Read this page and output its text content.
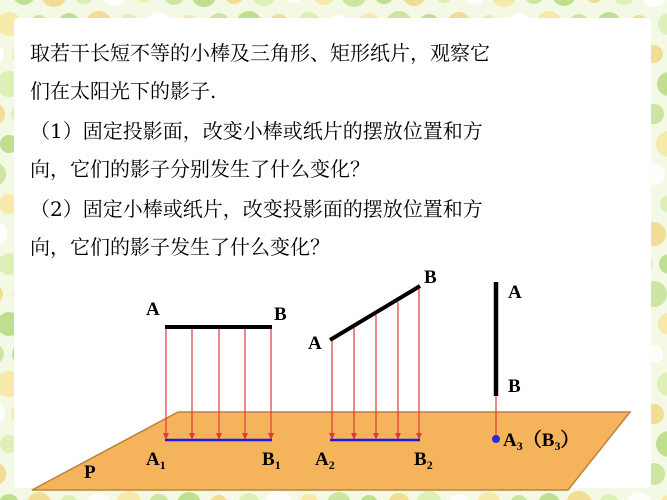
取若干长短不等的小棒及三角形、矩形纸片，观察它
们在太阳光下的影子.
（1）固定投影面，改变小棒或纸片的摆放位置和方
向，它们的影子分别发生了什么变化？
（2）固定小棒或纸片，改变投影面的摆放位置和方
向，它们的影子发生了什么变化？
A	B
$A_1$	$B_1$
A
B
$A_2$	$B_2$
A
B
$A_3(B_3)$
P
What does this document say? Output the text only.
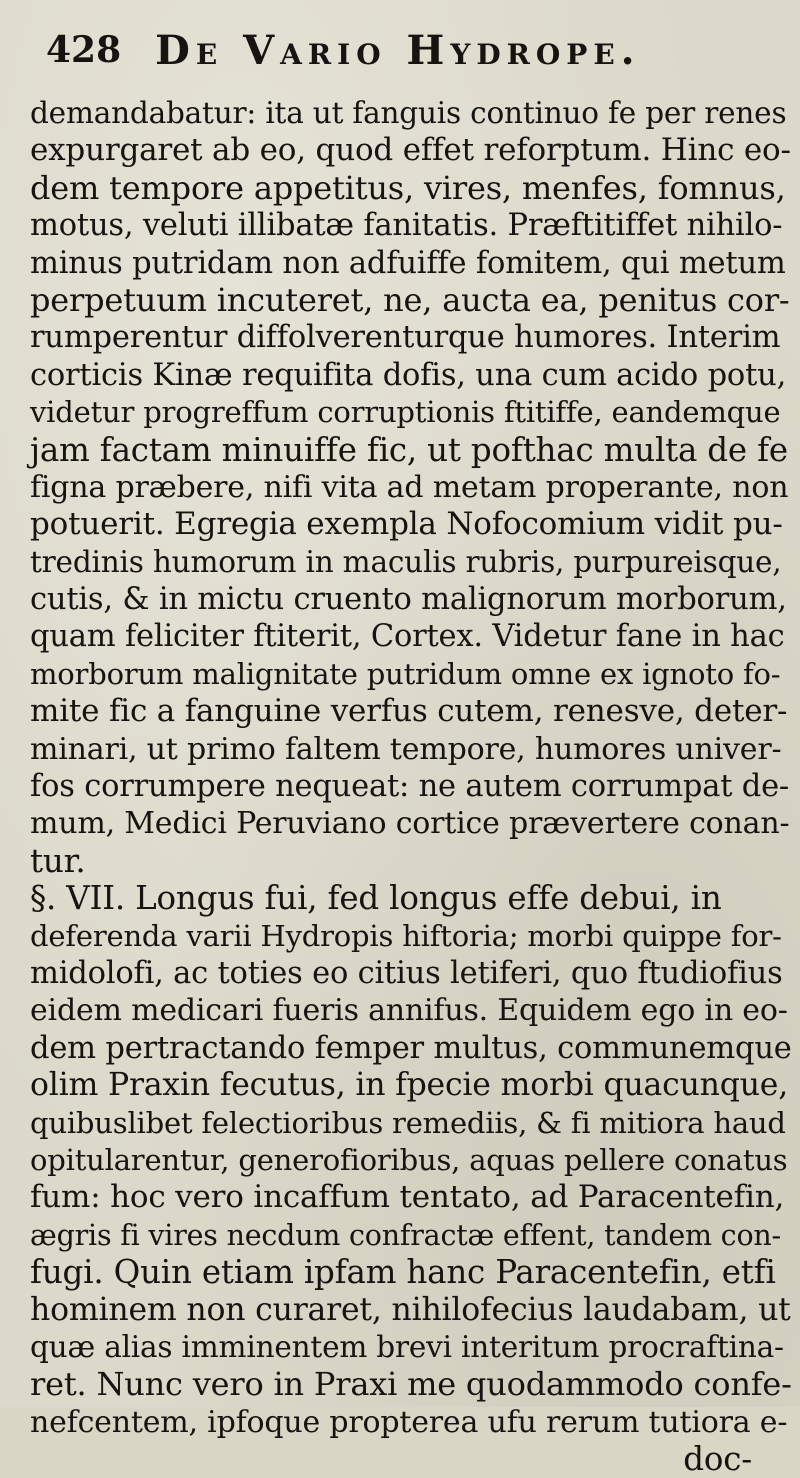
428 De Vario Hydrope.
demandabatur: ita ut fanguis continuo fe per renes
expurgaret ab eo, quod effet reforptum. Hinc eo-
dem tempore appetitus, vires, menfes, fomnus,
motus, veluti illibatæ fanitatis. Præftitiffet nihilo-
minus putridam non adfuiffe fomitem, qui metum
perpetuum incuteret, ne, aucta ea, penitus cor-
rumperentur diffolverenturque humores. Interim
corticis Kinæ requifita dofis, una cum acido potu,
videtur progreffum corruptionis ftitiffe, eandemque
jam factam minuiffe fic, ut pofthac multa de fe
figna præbere, nifi vita ad metam properante, non
potuerit. Egregia exempla Nofocomium vidit pu-
tredinis humorum in maculis rubris, purpureisque,
cutis, & in mictu cruento malignorum morborum,
quam feliciter ftiterit, Cortex. Videtur fane in hac
morborum malignitate putridum omne ex ignoto fo-
mite fic a fanguine verfus cutem, renesve, deter-
minari, ut primo faltem tempore, humores univer-
fos corrumpere nequeat: ne autem corrumpat de-
mum, Medici Peruviano cortice prævertere conan-
tur.
§. VII. Longus fui, fed longus effe debui, in
deferenda varii Hydropis hiftoria; morbi quippe for-
midolofi, ac toties eo citius letiferi, quo ftudiofius
eidem medicari fueris annifus. Equidem ego in eo-
dem pertractando femper multus, communemque
olim Praxin fecutus, in fpecie morbi quacunque,
quibuslibet felectioribus remediis, & fi mitiora haud
opitularentur, generofioribus, aquas pellere conatus
fum: hoc vero incaffum tentato, ad Paracentefin,
ægris fi vires necdum confractæ effent, tandem con-
fugi. Quin etiam ipfam hanc Paracentefin, etfi
hominem non curaret, nihilofecius laudabam, ut
quæ alias imminentem brevi interitum procraftina-
ret. Nunc vero in Praxi me quodammodo confe-
nefcentem, ipfoque propterea ufu rerum tutiora e-
doc-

☆ ☆ ☆ ☆ ☆

# [Objective]
What is needed is an exact reproduction of the data, pictures excluded.

# [Finished task]
Read this page and output its text content.
取若干长短不等的小棒及三角形、矩形纸片，观察它
们在太阳光下的影子.
（1）固定投影面，改变小棒或纸片的摆放位置和方
向，它们的影子分别发生了什么变化？
（2）固定小棒或纸片，改变投影面的摆放位置和方
向，它们的影子发生了什么变化？
A	B
$A_1$	$B_1$
A
B
$A_2$	$B_2$
A
B
$A_3(B_3)$
P
What does this document say? Output the text only.
428 De Vario Hydrope.
demandabatur: ita ut fanguis continuo fe per renes
expurgaret ab eo, quod effet reforptum. Hinc eo-
dem tempore appetitus, vires, menfes, fomnus,
motus, veluti illibatæ fanitatis. Præftitiffet nihilo-
minus putridam non adfuiffe fomitem, qui metum
perpetuum incuteret, ne, aucta ea, penitus cor-
rumperentur diffolverenturque humores. Interim
corticis Kinæ requifita dofis, una cum acido potu,
videtur progreffum corruptionis ftitiffe, eandemque
jam factam minuiffe fic, ut pofthac multa de fe
figna præbere, nifi vita ad metam properante, non
potuerit. Egregia exempla Nofocomium vidit pu-
tredinis humorum in maculis rubris, purpureisque,
cutis, & in mictu cruento malignorum morborum,
quam feliciter ftiterit, Cortex. Videtur fane in hac
morborum malignitate putridum omne ex ignoto fo-
mite fic a fanguine verfus cutem, renesve, deter-
minari, ut primo faltem tempore, humores univer-
fos corrumpere nequeat: ne autem corrumpat de-
mum, Medici Peruviano cortice prævertere conan-
tur.
§. VII. Longus fui, fed longus effe debui, in
deferenda varii Hydropis hiftoria; morbi quippe for-
midolofi, ac toties eo citius letiferi, quo ftudiofius
eidem medicari fueris annifus. Equidem ego in eo-
dem pertractando femper multus, communemque
olim Praxin fecutus, in fpecie morbi quacunque,
quibuslibet felectioribus remediis, & fi mitiora haud
opitularentur, generofioribus, aquas pellere conatus
fum: hoc vero incaffum tentato, ad Paracentefin,
ægris fi vires necdum confractæ effent, tandem con-
fugi. Quin etiam ipfam hanc Paracentefin, etfi
hominem non curaret, nihilofecius laudabam, ut
quæ alias imminentem brevi interitum procraftina-
ret. Nunc vero in Praxi me quodammodo confe-
nefcentem, ipfoque propterea ufu rerum tutiora e-
doc-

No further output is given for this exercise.